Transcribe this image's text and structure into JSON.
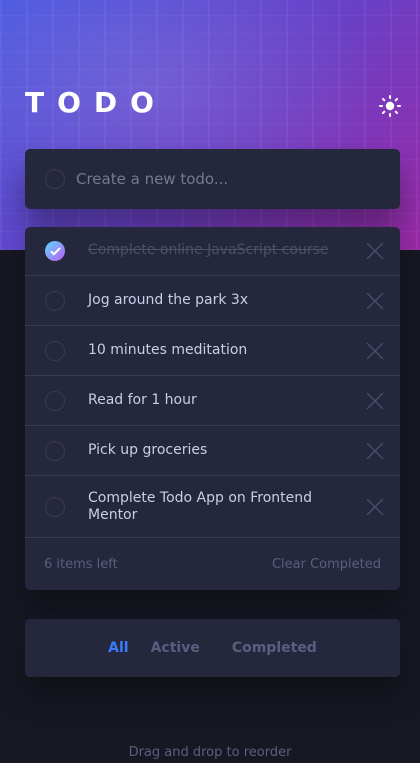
{
  "app": {
    "title": "TODO",
    "theme_icon": "sun-icon"
  },
  "new_todo": {
    "placeholder": "Create a new todo..."
  },
  "todos": [
    {
      "text": "Complete online JavaScript course",
      "completed": true
    },
    {
      "text": "Jog around the park 3x",
      "completed": false
    },
    {
      "text": "10 minutes meditation",
      "completed": false
    },
    {
      "text": "Read for 1 hour",
      "completed": false
    },
    {
      "text": "Pick up groceries",
      "completed": false
    },
    {
      "text": "Complete Todo App on Frontend Mentor",
      "completed": false
    }
  ],
  "footer": {
    "items_left": "6 items left",
    "clear_label": "Clear Completed"
  },
  "filters": {
    "all": "All",
    "active": "Active",
    "completed": "Completed",
    "selected": "All"
  },
  "hint": "Drag and drop to reorder",
  "colors": {
    "accent": "#3a7bfd",
    "card": "#25273c",
    "background": "#181824",
    "check_gradient": [
      "#57ddff",
      "#c058f3"
    ]
  }
}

### STATED EXERCISE
Copy the records above exactly. The pictures are not part of the copy.

### FULL OUTPUT
Transcribe this image's text and structure into JSON.
{
  "app": {
    "title": "TODO",
    "theme_icon": "sun-icon"
  },
  "new_todo": {
    "placeholder": "Create a new todo..."
  },
  "todos": [
    {
      "text": "Complete online JavaScript course",
      "completed": true
    },
    {
      "text": "Jog around the park 3x",
      "completed": false
    },
    {
      "text": "10 minutes meditation",
      "completed": false
    },
    {
      "text": "Read for 1 hour",
      "completed": false
    },
    {
      "text": "Pick up groceries",
      "completed": false
    },
    {
      "text": "Complete Todo App on Frontend Mentor",
      "completed": false
    }
  ],
  "footer": {
    "items_left": "6 items left",
    "clear_label": "Clear Completed"
  },
  "filters": {
    "all": "All",
    "active": "Active",
    "completed": "Completed",
    "selected": "All"
  },
  "hint": "Drag and drop to reorder",
  "colors": {
    "accent": "#3a7bfd",
    "card": "#25273c",
    "background": "#181824",
    "check_gradient": [
      "#57ddff",
      "#c058f3"
    ]
  }
}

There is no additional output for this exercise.